___ LISTED ENTRIES ___

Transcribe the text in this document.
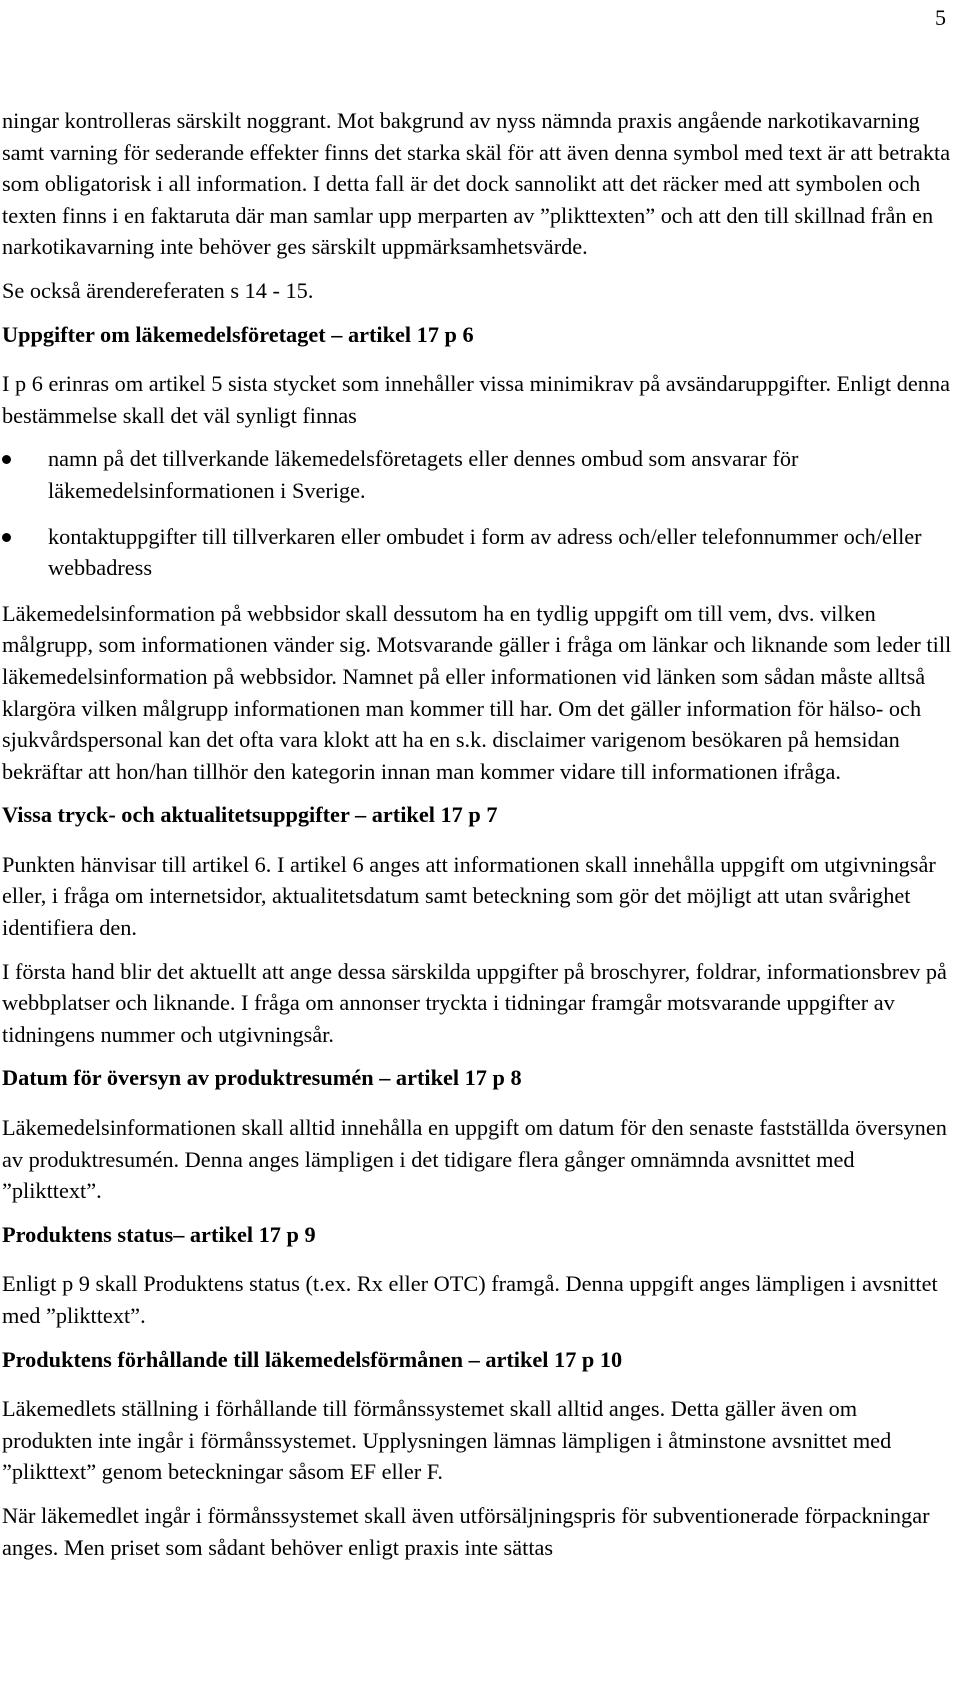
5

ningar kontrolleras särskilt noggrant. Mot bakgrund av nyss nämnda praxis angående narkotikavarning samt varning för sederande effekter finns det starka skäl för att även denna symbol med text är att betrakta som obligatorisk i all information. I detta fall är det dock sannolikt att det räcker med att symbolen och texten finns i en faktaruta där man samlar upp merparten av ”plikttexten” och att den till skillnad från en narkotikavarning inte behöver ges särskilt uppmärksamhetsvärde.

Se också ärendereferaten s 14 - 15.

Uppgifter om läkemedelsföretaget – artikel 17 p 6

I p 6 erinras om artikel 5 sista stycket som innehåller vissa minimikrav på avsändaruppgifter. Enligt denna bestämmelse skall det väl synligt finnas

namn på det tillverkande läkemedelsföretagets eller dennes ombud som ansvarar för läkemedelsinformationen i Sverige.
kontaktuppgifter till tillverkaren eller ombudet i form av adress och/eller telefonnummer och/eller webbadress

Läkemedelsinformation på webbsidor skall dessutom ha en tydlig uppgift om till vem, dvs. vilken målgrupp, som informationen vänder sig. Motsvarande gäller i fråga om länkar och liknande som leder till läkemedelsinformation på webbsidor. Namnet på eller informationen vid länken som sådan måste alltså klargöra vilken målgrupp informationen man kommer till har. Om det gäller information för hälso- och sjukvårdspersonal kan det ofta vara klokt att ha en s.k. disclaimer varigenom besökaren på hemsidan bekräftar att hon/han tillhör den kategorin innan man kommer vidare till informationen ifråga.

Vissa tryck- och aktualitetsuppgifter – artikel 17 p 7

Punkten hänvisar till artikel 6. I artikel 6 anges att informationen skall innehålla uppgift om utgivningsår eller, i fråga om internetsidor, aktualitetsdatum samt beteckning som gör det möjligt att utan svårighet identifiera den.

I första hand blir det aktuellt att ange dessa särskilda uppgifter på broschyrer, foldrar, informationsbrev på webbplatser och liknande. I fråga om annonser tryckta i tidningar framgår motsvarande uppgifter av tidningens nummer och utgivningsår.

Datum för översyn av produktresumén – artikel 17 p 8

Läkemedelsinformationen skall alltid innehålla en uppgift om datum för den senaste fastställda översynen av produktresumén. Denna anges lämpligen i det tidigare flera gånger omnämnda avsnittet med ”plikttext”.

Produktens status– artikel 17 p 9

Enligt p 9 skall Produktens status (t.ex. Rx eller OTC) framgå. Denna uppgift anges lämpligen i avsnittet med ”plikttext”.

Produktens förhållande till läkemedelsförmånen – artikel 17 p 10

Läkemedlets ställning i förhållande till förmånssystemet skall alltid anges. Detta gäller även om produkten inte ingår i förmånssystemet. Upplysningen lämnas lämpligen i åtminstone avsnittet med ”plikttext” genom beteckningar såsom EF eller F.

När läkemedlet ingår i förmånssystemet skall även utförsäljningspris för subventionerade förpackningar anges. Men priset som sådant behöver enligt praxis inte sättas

___
___ LISTED ENTRIES ___

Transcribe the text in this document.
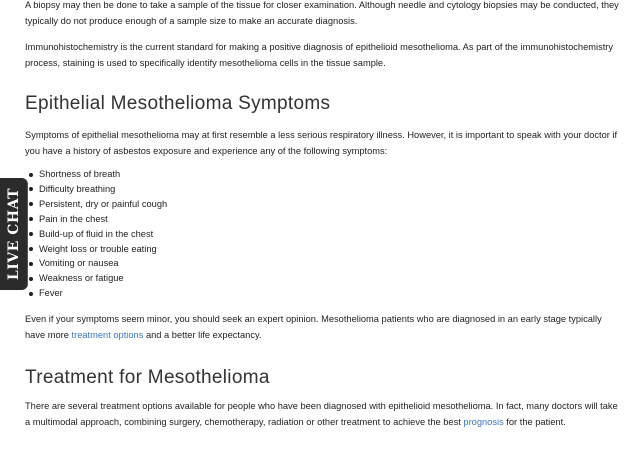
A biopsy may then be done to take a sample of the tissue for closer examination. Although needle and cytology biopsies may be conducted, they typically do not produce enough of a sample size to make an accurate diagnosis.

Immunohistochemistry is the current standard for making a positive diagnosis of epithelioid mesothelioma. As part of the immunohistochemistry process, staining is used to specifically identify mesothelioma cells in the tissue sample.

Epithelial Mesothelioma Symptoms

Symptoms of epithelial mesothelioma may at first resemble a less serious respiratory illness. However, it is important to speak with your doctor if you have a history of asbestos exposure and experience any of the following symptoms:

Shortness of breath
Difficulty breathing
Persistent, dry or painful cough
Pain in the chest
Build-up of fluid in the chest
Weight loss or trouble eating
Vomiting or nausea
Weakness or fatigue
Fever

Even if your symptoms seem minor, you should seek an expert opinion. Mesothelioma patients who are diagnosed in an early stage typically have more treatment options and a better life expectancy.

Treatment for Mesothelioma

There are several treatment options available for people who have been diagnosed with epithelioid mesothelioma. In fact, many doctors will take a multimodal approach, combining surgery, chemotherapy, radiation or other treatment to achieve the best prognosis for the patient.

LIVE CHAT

___

WORK ORDER :: Each line containing "status" belongs in the answer; pick these out of the material and copy them.

ANSWER BELOW ::
Produktens status– artikel 17 p 9
Enligt p 9 skall Produktens status (t.ex. Rx eller OTC) framgå. Denna uppgift anges lämpligen i avsnittet med ”plikttext”.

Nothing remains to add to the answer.